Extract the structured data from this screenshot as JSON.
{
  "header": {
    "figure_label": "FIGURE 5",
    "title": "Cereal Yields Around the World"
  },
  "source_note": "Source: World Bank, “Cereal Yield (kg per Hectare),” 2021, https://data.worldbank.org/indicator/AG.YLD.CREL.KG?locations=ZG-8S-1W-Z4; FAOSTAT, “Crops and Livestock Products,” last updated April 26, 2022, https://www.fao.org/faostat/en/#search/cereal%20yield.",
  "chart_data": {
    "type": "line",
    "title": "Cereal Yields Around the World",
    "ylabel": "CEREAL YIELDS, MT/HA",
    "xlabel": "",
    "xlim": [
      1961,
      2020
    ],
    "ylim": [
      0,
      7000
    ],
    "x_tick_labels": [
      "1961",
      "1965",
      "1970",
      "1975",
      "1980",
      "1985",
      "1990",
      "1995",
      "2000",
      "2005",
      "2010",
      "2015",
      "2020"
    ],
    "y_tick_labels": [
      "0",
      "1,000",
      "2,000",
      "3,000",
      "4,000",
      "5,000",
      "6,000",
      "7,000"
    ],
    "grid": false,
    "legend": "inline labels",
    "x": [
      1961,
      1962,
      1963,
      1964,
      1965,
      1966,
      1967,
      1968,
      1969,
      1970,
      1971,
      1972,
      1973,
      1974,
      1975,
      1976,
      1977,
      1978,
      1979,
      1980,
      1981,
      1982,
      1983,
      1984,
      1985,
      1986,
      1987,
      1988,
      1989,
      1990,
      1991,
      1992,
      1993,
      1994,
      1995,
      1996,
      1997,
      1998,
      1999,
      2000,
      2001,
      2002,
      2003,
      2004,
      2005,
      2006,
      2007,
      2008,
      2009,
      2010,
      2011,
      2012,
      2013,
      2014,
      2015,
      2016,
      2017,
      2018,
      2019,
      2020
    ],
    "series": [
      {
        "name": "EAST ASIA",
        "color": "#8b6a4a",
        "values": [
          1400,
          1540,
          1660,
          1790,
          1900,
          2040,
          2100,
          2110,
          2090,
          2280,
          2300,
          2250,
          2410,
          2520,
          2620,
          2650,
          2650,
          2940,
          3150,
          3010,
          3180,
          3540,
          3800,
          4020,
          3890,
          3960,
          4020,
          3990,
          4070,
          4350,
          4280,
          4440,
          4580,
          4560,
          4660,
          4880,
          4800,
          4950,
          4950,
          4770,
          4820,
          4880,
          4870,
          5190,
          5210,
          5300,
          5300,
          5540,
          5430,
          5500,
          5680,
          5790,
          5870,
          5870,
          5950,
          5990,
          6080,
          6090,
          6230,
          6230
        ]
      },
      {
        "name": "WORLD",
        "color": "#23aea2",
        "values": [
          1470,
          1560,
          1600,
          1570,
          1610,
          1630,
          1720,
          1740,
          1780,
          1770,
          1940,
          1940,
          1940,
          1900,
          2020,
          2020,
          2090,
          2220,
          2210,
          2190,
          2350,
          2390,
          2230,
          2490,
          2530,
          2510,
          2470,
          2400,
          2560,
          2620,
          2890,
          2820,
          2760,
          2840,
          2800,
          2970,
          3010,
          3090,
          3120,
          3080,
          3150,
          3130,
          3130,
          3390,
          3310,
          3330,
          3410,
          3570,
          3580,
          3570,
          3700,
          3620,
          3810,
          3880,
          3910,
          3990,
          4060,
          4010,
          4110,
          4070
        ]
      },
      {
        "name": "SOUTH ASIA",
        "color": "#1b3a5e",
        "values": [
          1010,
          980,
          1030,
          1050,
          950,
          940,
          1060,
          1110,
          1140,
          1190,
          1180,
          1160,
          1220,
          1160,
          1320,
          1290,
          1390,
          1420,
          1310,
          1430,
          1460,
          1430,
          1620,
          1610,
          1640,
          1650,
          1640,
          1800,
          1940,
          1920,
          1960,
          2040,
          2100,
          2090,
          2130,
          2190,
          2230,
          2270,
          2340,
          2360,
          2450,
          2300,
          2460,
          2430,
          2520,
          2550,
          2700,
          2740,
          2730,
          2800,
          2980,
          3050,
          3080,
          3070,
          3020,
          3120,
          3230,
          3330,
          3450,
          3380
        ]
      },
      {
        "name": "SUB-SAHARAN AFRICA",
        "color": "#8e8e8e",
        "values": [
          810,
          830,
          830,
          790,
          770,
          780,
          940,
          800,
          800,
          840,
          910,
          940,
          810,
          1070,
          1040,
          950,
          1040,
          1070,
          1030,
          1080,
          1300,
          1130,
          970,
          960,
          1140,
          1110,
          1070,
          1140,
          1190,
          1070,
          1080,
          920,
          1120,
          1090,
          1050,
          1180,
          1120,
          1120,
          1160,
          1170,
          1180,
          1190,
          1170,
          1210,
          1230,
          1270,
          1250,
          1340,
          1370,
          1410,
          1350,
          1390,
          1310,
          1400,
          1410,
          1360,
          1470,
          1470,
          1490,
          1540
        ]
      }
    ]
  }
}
┄┄┄┄┄┄┄┄┄┄┄┄┄┄┄┄┄┄┄┄
**Goal of the exercise**. Return only those lines of the records that contain the string "color".

**Solution for this problem**.
        "color": "#8b6a4a",
        "color": "#23aea2",
        "color": "#1b3a5e",
        "color": "#8e8e8e",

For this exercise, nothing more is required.